Recorded data:
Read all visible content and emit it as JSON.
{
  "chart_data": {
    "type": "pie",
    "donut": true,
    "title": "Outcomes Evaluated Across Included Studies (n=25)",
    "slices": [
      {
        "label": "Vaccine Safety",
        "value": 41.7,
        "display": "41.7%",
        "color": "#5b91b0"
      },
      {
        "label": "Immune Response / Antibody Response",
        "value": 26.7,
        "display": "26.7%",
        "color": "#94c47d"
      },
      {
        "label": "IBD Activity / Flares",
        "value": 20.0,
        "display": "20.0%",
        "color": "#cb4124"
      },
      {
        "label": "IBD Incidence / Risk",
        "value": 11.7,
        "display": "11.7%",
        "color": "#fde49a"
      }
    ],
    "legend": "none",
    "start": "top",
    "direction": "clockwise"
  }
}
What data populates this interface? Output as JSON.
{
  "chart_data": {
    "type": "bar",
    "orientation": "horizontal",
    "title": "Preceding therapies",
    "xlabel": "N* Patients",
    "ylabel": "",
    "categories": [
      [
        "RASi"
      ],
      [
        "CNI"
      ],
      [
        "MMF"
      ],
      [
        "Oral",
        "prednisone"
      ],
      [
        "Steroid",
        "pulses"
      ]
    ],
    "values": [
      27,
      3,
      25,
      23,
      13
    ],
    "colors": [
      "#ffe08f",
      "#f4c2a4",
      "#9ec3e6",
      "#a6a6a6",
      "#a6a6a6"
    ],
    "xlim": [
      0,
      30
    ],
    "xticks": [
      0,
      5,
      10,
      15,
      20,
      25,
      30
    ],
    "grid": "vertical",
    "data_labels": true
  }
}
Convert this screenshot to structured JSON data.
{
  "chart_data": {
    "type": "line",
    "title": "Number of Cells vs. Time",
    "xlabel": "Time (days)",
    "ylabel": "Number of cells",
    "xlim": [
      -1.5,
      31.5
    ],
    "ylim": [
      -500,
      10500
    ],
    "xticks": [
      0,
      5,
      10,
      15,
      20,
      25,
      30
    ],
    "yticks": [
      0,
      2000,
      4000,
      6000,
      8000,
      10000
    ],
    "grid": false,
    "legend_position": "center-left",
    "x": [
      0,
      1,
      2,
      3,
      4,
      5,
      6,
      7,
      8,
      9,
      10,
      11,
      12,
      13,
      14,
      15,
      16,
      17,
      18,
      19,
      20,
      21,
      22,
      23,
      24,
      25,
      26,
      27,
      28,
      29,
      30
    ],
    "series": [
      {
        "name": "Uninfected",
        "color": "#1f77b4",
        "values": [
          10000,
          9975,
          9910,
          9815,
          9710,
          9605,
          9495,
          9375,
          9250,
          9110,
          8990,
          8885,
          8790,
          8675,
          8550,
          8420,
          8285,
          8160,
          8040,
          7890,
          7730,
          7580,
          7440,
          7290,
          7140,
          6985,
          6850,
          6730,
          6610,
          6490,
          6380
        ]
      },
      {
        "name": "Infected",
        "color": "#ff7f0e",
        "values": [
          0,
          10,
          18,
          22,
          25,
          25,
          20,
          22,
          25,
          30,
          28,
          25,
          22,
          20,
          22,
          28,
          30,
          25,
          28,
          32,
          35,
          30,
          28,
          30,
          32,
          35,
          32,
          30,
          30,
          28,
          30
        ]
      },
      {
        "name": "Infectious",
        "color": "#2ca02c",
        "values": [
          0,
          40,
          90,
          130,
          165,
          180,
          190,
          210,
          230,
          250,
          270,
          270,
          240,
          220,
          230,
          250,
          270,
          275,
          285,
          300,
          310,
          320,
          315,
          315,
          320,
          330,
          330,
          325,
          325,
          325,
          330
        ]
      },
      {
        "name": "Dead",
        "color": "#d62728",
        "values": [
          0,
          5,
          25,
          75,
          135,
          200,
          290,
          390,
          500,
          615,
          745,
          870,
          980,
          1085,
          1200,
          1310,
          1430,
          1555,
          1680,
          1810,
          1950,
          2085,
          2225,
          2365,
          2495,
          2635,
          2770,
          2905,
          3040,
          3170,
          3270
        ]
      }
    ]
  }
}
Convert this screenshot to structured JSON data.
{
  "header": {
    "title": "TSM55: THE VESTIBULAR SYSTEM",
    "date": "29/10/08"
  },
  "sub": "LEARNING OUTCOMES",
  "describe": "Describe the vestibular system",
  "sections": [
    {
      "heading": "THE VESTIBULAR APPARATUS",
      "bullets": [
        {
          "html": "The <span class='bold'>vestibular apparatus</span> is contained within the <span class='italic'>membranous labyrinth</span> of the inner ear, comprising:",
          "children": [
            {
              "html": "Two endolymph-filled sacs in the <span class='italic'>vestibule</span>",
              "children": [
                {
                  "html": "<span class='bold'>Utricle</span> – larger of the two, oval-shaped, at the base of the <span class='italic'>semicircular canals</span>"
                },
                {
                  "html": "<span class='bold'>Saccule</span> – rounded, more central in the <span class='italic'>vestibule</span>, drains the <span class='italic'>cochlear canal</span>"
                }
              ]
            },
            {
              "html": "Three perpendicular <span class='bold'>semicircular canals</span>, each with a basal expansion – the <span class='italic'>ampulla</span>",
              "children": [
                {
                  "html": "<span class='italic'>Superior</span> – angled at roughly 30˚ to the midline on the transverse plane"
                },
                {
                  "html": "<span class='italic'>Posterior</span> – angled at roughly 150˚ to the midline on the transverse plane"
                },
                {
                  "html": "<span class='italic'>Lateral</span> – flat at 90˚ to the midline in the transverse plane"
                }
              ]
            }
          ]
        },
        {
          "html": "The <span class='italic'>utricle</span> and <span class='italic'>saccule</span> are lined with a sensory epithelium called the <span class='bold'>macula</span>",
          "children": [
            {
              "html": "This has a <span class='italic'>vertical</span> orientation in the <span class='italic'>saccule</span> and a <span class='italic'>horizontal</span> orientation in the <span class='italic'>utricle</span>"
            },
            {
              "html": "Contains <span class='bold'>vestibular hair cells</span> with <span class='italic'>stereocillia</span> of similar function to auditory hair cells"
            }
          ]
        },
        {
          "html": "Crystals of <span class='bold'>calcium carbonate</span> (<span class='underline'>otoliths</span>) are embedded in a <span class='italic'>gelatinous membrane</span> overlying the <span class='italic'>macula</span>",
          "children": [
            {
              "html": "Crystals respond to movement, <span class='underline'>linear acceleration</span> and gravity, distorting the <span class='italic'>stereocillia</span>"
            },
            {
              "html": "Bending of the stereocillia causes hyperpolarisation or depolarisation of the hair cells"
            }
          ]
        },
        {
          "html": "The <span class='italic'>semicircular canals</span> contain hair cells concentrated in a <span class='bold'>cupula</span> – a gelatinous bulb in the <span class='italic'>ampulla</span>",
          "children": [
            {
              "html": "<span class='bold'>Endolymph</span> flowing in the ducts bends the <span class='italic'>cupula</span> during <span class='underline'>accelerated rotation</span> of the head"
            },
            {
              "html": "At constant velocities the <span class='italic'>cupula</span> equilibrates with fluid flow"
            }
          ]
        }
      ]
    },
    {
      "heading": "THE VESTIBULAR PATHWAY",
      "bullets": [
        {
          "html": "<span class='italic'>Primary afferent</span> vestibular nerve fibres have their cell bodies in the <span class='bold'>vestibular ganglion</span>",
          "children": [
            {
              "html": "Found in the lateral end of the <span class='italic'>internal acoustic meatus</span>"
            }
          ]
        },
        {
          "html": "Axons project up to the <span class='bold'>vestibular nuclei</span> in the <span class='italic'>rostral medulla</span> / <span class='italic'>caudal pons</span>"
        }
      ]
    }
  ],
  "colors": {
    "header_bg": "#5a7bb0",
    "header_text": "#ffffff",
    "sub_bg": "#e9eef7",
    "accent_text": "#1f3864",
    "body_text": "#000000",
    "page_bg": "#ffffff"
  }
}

§ What is needed
Lines in the records above that carry the word "gelatinous" are to be located and copied.

§ Task response
          "html": "Crystals of <span class='bold'>calcium carbonate</span> (<span class='underline'>otoliths</span>) are embedded in a <span class='italic'>gelatinous membrane</span> overlying the <span class='italic'>macula</span>",
          "html": "The <span class='italic'>semicircular canals</span> contain hair cells concentrated in a <span class='bold'>cupula</span> – a gelatinous bulb in the <span class='italic'>ampulla</span>",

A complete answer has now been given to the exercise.